_What is being asked:_ Copy out the lines that include the word "xlabel".

_Given records:_
◇ ◇ ◇ ◇ ◇

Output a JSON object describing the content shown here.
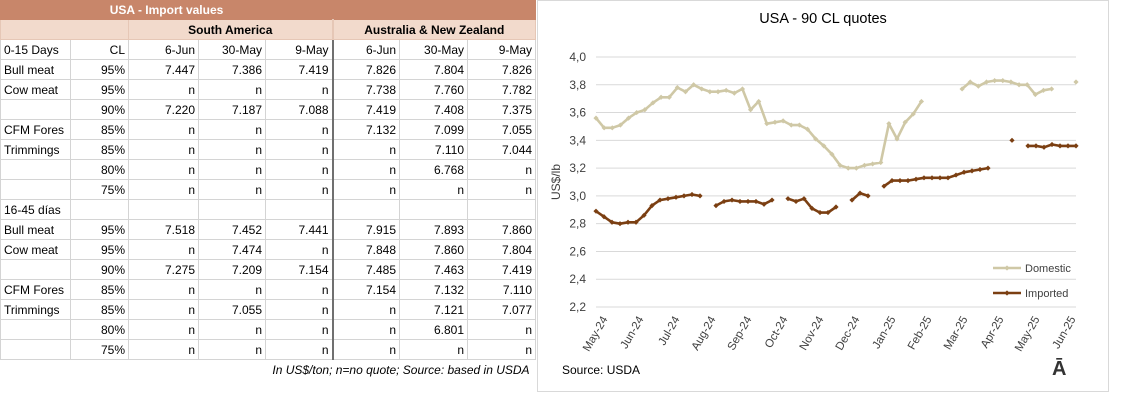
{
  "table": {
    "title": "USA - Import values",
    "regions": [
      "South America",
      "Australia & New Zealand"
    ],
    "header": [
      "0-15 Days",
      "CL",
      "6-Jun",
      "30-May",
      "9-May",
      "6-Jun",
      "30-May",
      "9-May"
    ],
    "rows": [
      [
        "Bull meat",
        "95%",
        "7.447",
        "7.386",
        "7.419",
        "7.826",
        "7.804",
        "7.826"
      ],
      [
        "Cow meat",
        "95%",
        "n",
        "n",
        "n",
        "7.738",
        "7.760",
        "7.782"
      ],
      [
        "",
        "90%",
        "7.220",
        "7.187",
        "7.088",
        "7.419",
        "7.408",
        "7.375"
      ],
      [
        "CFM Fores",
        "85%",
        "n",
        "n",
        "n",
        "7.132",
        "7.099",
        "7.055"
      ],
      [
        "Trimmings",
        "85%",
        "n",
        "n",
        "n",
        "n",
        "7.110",
        "7.044"
      ],
      [
        "",
        "80%",
        "n",
        "n",
        "n",
        "n",
        "6.768",
        "n"
      ],
      [
        "",
        "75%",
        "n",
        "n",
        "n",
        "n",
        "n",
        "n"
      ],
      [
        "16-45 días",
        "",
        "",
        "",
        "",
        "",
        "",
        ""
      ],
      [
        "Bull meat",
        "95%",
        "7.518",
        "7.452",
        "7.441",
        "7.915",
        "7.893",
        "7.860"
      ],
      [
        "Cow meat",
        "95%",
        "n",
        "7.474",
        "n",
        "7.848",
        "7.860",
        "7.804"
      ],
      [
        "",
        "90%",
        "7.275",
        "7.209",
        "7.154",
        "7.485",
        "7.463",
        "7.419"
      ],
      [
        "CFM Fores",
        "85%",
        "n",
        "n",
        "n",
        "7.154",
        "7.132",
        "7.110"
      ],
      [
        "Trimmings",
        "85%",
        "n",
        "7.055",
        "n",
        "n",
        "7.121",
        "7.077"
      ],
      [
        "",
        "80%",
        "n",
        "n",
        "n",
        "n",
        "6.801",
        "n"
      ],
      [
        "",
        "75%",
        "n",
        "n",
        "n",
        "n",
        "n",
        "n"
      ]
    ],
    "note": "In US$/ton; n=no quote; Source: based in USDA"
  },
  "chart_data": {
    "type": "line",
    "title": "USA - 90 CL quotes",
    "ylabel": "US$/lb",
    "xlabel": "",
    "ylim": [
      2.2,
      4.0
    ],
    "yticks": [
      "2,2",
      "2,4",
      "2,6",
      "2,8",
      "3,0",
      "3,2",
      "3,4",
      "3,6",
      "3,8",
      "4,0"
    ],
    "xtick_labels": [
      "May-24",
      "Jun-24",
      "Jul-24",
      "Aug-24",
      "Sep-24",
      "Oct-24",
      "Nov-24",
      "Dec-24",
      "Jan-25",
      "Feb-25",
      "Mar-25",
      "Apr-25",
      "May-25",
      "Jun-25"
    ],
    "grid": true,
    "legend_position": "bottom-right",
    "source": "Source: USDA",
    "series": [
      {
        "name": "Domestic",
        "color": "#cfc8a6",
        "values": [
          3.56,
          3.49,
          3.49,
          3.51,
          3.56,
          3.6,
          3.62,
          3.67,
          3.71,
          3.71,
          3.78,
          3.75,
          3.8,
          3.77,
          3.75,
          3.75,
          3.76,
          3.74,
          3.77,
          3.62,
          3.68,
          3.52,
          3.53,
          3.54,
          3.51,
          3.51,
          3.48,
          3.41,
          3.36,
          3.3,
          3.22,
          3.2,
          3.2,
          3.22,
          3.23,
          3.24,
          3.52,
          3.41,
          3.53,
          3.59,
          3.68,
          null,
          null,
          null,
          null,
          3.77,
          3.82,
          3.79,
          3.82,
          3.83,
          3.83,
          3.82,
          3.8,
          3.8,
          3.73,
          3.76,
          3.77,
          null,
          null,
          3.82
        ]
      },
      {
        "name": "Imported",
        "color": "#7b3f12",
        "values": [
          2.89,
          2.85,
          2.81,
          2.8,
          2.81,
          2.81,
          2.86,
          2.93,
          2.97,
          2.98,
          2.99,
          3.0,
          3.01,
          3.0,
          null,
          2.93,
          2.96,
          2.97,
          2.96,
          2.96,
          2.96,
          2.94,
          2.97,
          null,
          2.98,
          2.96,
          2.98,
          2.91,
          2.88,
          2.88,
          2.92,
          null,
          2.97,
          3.02,
          3.0,
          null,
          3.07,
          3.11,
          3.11,
          3.11,
          3.12,
          3.13,
          3.13,
          3.13,
          3.13,
          3.15,
          3.17,
          3.18,
          3.19,
          3.2,
          null,
          null,
          3.4,
          null,
          3.36,
          3.36,
          3.35,
          3.37,
          3.36,
          3.36,
          3.36
        ]
      }
    ]
  }
}
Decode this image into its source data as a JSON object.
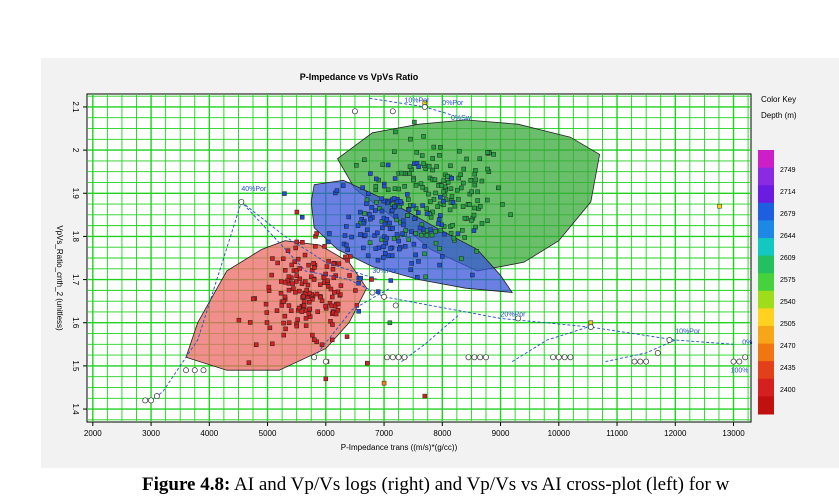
{
  "chart_data": {
    "type": "scatter",
    "title": "P-Impedance vs VpVs  Ratio",
    "xlabel": "P-Impedance  trans ((m/s)*(g/cc))",
    "ylabel": "VpVs_Ratio_cnth_2 (unitless)",
    "xlim": [
      1900,
      13300
    ],
    "ylim": [
      1.37,
      2.13
    ],
    "x_ticks": [
      2000,
      3000,
      4000,
      5000,
      6000,
      7000,
      8000,
      9000,
      10000,
      11000,
      12000,
      13000
    ],
    "x_tick_labels": [
      "2000",
      "3000",
      "4000",
      "5000",
      "6000",
      "7000",
      "8000",
      "9000",
      "10000",
      "11000",
      "12000",
      "13000"
    ],
    "y_ticks": [
      1.4,
      1.5,
      1.6,
      1.7,
      1.8,
      1.9,
      2.0,
      2.1
    ],
    "y_tick_labels": [
      "1.4",
      "1.5",
      "1.6",
      "1.7",
      "1.8",
      "1.9",
      "2",
      "2.1"
    ],
    "grid": true,
    "polygons": [
      {
        "color": "#3aa83a",
        "points": [
          [
            6200,
            1.98
          ],
          [
            6800,
            2.04
          ],
          [
            7600,
            2.06
          ],
          [
            8400,
            2.07
          ],
          [
            9300,
            2.06
          ],
          [
            10200,
            2.03
          ],
          [
            10700,
            1.99
          ],
          [
            10550,
            1.88
          ],
          [
            10000,
            1.79
          ],
          [
            9400,
            1.74
          ],
          [
            8600,
            1.72
          ],
          [
            7800,
            1.77
          ],
          [
            7100,
            1.85
          ],
          [
            6500,
            1.91
          ]
        ]
      },
      {
        "color": "#3a55d8",
        "points": [
          [
            5800,
            1.92
          ],
          [
            6300,
            1.93
          ],
          [
            7100,
            1.88
          ],
          [
            7900,
            1.82
          ],
          [
            8600,
            1.77
          ],
          [
            9000,
            1.71
          ],
          [
            9200,
            1.67
          ],
          [
            8400,
            1.68
          ],
          [
            7600,
            1.7
          ],
          [
            6800,
            1.73
          ],
          [
            6200,
            1.77
          ],
          [
            5800,
            1.82
          ],
          [
            5750,
            1.88
          ]
        ]
      },
      {
        "color": "#ec6a66",
        "points": [
          [
            4900,
            1.77
          ],
          [
            5300,
            1.79
          ],
          [
            5900,
            1.78
          ],
          [
            6400,
            1.74
          ],
          [
            6700,
            1.68
          ],
          [
            6400,
            1.6
          ],
          [
            6000,
            1.54
          ],
          [
            5200,
            1.49
          ],
          [
            4300,
            1.49
          ],
          [
            3600,
            1.52
          ],
          [
            3800,
            1.6
          ],
          [
            4300,
            1.72
          ]
        ]
      }
    ],
    "depth_clusters": [
      {
        "x": 7900,
        "y": 1.89,
        "sx": 600,
        "sy": 0.07,
        "n": 170,
        "color": "#22a040"
      },
      {
        "x": 7100,
        "y": 1.83,
        "sx": 520,
        "sy": 0.06,
        "n": 130,
        "color": "#1e4fd8"
      },
      {
        "x": 5700,
        "y": 1.66,
        "sx": 450,
        "sy": 0.06,
        "n": 160,
        "color": "#d42020"
      }
    ],
    "outlier_points": [
      {
        "x": 10550,
        "y": 1.6,
        "color": "#f0c020"
      },
      {
        "x": 6020,
        "y": 1.51,
        "color": "#ffd700"
      },
      {
        "x": 6000,
        "y": 1.47,
        "color": "#d42020"
      },
      {
        "x": 7000,
        "y": 1.46,
        "color": "#f08a00"
      },
      {
        "x": 7700,
        "y": 1.43,
        "color": "#d42020"
      },
      {
        "x": 12760,
        "y": 1.87,
        "color": "#ffd700"
      },
      {
        "x": 7700,
        "y": 2.11,
        "color": "#ffd700"
      },
      {
        "x": 7100,
        "y": 1.6,
        "color": "#22a040"
      }
    ],
    "porosity_lines": [
      {
        "points": [
          [
            3000,
            1.42
          ],
          [
            3200,
            1.44
          ],
          [
            3800,
            1.56
          ],
          [
            4550,
            1.88
          ],
          [
            5650,
            1.72
          ],
          [
            6400,
            1.7
          ],
          [
            7000,
            1.66
          ],
          [
            9000,
            1.61
          ],
          [
            10550,
            1.59
          ],
          [
            12000,
            1.56
          ],
          [
            13000,
            1.55
          ]
        ],
        "label": ""
      },
      {
        "points": [
          [
            4550,
            1.88
          ],
          [
            5300,
            1.8
          ],
          [
            6000,
            1.74
          ],
          [
            6900,
            1.7
          ]
        ],
        "label": ""
      },
      {
        "points": [
          [
            6750,
            2.12
          ],
          [
            7700,
            2.1
          ],
          [
            8200,
            2.08
          ]
        ],
        "label": ""
      },
      {
        "points": [
          [
            5800,
            1.52
          ],
          [
            6450,
            1.63
          ],
          [
            7100,
            1.68
          ]
        ],
        "label": ""
      },
      {
        "points": [
          [
            7300,
            1.51
          ],
          [
            7700,
            1.55
          ],
          [
            8300,
            1.62
          ]
        ],
        "label": ""
      },
      {
        "points": [
          [
            9200,
            1.51
          ],
          [
            9800,
            1.56
          ],
          [
            10500,
            1.59
          ]
        ],
        "label": ""
      },
      {
        "points": [
          [
            10800,
            1.51
          ],
          [
            11500,
            1.53
          ],
          [
            12000,
            1.56
          ]
        ],
        "label": ""
      }
    ],
    "porosity_circles": [
      [
        2900,
        1.42
      ],
      [
        3000,
        1.42
      ],
      [
        3100,
        1.43
      ],
      [
        4550,
        1.88
      ],
      [
        6500,
        2.09
      ],
      [
        7150,
        2.09
      ],
      [
        7700,
        2.1
      ],
      [
        3600,
        1.49
      ],
      [
        3750,
        1.49
      ],
      [
        3900,
        1.49
      ],
      [
        5800,
        1.52
      ],
      [
        6000,
        1.51
      ],
      [
        6800,
        1.67
      ],
      [
        7000,
        1.66
      ],
      [
        7200,
        1.64
      ],
      [
        7050,
        1.52
      ],
      [
        7150,
        1.52
      ],
      [
        7250,
        1.52
      ],
      [
        7350,
        1.52
      ],
      [
        8450,
        1.52
      ],
      [
        8550,
        1.52
      ],
      [
        8650,
        1.52
      ],
      [
        8750,
        1.52
      ],
      [
        9900,
        1.52
      ],
      [
        10000,
        1.52
      ],
      [
        10100,
        1.52
      ],
      [
        10200,
        1.52
      ],
      [
        11300,
        1.51
      ],
      [
        11400,
        1.51
      ],
      [
        11500,
        1.51
      ],
      [
        11700,
        1.53
      ],
      [
        9300,
        1.61
      ],
      [
        10550,
        1.59
      ],
      [
        11900,
        1.56
      ],
      [
        13000,
        1.51
      ],
      [
        13100,
        1.51
      ],
      [
        13200,
        1.52
      ]
    ],
    "annotations": [
      {
        "x": 4550,
        "y": 1.905,
        "text": "40%Por"
      },
      {
        "x": 7350,
        "y": 2.11,
        "text": "10%Por"
      },
      {
        "x": 8000,
        "y": 2.105,
        "text": "0%Por"
      },
      {
        "x": 8150,
        "y": 2.07,
        "text": "0%Sw"
      },
      {
        "x": 9000,
        "y": 1.615,
        "text": "20%Por"
      },
      {
        "x": 12000,
        "y": 1.575,
        "text": "10%Por"
      },
      {
        "x": 13150,
        "y": 1.55,
        "text": "0%"
      },
      {
        "x": 12950,
        "y": 1.485,
        "text": "100%"
      },
      {
        "x": 6800,
        "y": 1.715,
        "text": "30%Por"
      }
    ],
    "legend": {
      "title": "Color Key",
      "subtitle": "Depth (m)",
      "labels": [
        "2749",
        "2714",
        "2679",
        "2644",
        "2609",
        "2575",
        "2540",
        "2505",
        "2470",
        "2435",
        "2400"
      ],
      "colors": [
        "#cc1fc8",
        "#8a2be2",
        "#6a1de0",
        "#1e5fe0",
        "#1e88e5",
        "#12c8c0",
        "#22c060",
        "#46d23c",
        "#9fdc1c",
        "#ffd21f",
        "#f7a61a",
        "#f07612",
        "#e2401b",
        "#d42020",
        "#c01010"
      ]
    }
  },
  "caption": {
    "bold": "Figure 4.8:",
    "text": " AI and Vp/Vs logs (right) and Vp/Vs vs AI cross-plot (left) for w"
  }
}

◇ ◇ ◇ ◇ ◇

_Task answer:_
    "xlabel": "",
    "xlabel": "P-Impedance  trans ((m/s)*(g/cc))",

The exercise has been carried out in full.